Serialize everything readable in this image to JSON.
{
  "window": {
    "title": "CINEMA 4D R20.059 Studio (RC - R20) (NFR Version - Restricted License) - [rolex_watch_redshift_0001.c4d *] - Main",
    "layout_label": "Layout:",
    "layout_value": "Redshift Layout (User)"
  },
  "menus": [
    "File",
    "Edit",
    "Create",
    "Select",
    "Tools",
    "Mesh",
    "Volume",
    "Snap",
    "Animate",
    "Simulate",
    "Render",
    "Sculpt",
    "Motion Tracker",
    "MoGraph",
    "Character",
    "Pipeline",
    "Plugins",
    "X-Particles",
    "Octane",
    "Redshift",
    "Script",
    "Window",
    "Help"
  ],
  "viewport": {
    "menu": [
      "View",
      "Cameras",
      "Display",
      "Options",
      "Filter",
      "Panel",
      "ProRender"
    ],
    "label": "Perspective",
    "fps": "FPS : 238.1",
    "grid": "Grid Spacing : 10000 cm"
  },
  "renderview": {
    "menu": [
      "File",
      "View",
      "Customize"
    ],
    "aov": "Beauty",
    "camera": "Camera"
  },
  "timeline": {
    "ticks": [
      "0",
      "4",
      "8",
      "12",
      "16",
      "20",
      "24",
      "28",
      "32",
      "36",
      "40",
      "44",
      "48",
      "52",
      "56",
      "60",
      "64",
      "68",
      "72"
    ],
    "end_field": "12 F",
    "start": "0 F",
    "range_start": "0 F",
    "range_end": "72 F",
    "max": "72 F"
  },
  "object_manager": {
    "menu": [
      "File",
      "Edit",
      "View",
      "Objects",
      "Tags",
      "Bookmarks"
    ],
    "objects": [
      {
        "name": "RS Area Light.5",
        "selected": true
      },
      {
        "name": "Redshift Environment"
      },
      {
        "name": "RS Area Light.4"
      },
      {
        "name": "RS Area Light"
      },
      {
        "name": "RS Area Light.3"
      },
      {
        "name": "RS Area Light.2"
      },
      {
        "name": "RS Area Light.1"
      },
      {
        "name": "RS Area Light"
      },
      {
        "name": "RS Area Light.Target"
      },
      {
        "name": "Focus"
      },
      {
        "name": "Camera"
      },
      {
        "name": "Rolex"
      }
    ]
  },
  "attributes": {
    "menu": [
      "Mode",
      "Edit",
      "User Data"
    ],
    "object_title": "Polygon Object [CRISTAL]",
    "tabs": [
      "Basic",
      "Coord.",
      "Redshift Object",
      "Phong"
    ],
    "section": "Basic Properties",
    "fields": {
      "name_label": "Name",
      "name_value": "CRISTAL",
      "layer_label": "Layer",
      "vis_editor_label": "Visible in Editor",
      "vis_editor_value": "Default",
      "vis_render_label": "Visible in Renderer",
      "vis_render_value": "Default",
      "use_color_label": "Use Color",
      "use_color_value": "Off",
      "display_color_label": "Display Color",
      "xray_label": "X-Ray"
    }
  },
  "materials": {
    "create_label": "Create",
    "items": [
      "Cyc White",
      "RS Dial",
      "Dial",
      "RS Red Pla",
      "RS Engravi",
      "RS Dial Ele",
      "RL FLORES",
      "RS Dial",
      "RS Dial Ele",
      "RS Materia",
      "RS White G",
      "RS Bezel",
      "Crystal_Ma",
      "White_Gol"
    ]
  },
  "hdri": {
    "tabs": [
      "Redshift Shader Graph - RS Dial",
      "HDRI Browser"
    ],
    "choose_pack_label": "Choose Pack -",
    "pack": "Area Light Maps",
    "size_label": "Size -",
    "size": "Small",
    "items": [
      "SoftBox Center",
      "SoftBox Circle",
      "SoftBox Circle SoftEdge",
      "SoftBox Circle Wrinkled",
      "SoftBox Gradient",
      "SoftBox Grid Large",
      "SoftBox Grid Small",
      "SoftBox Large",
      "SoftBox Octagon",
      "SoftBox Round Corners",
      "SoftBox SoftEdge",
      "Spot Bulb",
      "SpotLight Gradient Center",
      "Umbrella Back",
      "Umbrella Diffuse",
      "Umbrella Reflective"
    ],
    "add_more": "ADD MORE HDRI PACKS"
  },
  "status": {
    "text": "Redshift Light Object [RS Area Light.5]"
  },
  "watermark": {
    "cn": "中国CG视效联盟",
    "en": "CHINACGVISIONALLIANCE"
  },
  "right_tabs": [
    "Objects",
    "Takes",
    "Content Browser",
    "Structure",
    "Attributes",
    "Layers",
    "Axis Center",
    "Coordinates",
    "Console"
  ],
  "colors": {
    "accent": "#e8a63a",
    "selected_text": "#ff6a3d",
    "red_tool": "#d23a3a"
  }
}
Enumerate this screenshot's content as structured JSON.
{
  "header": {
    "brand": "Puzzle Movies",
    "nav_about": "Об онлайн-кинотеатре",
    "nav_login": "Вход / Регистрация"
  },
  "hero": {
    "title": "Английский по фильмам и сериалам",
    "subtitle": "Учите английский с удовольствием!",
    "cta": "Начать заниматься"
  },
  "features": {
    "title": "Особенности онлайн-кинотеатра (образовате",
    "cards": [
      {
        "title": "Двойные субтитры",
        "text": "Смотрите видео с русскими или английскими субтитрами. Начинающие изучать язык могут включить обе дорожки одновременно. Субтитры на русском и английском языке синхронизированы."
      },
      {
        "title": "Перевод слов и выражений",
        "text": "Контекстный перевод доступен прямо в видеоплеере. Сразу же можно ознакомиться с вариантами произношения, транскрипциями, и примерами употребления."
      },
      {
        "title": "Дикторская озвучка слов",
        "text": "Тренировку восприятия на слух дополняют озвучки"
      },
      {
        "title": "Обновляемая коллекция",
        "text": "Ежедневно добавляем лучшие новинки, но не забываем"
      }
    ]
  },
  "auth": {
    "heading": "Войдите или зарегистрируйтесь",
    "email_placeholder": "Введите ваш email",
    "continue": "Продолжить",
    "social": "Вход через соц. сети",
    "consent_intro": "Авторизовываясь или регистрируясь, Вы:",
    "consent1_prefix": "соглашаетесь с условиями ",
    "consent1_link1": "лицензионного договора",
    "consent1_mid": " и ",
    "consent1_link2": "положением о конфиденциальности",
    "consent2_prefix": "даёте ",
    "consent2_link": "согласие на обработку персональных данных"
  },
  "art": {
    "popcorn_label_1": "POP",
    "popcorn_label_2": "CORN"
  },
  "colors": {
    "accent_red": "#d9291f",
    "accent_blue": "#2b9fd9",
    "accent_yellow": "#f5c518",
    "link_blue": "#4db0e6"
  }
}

----------

Check each line of the data above for the word "this" and say how many lines have it. Give the number alone.

◆ **PROBLEM SOLUTION**: 2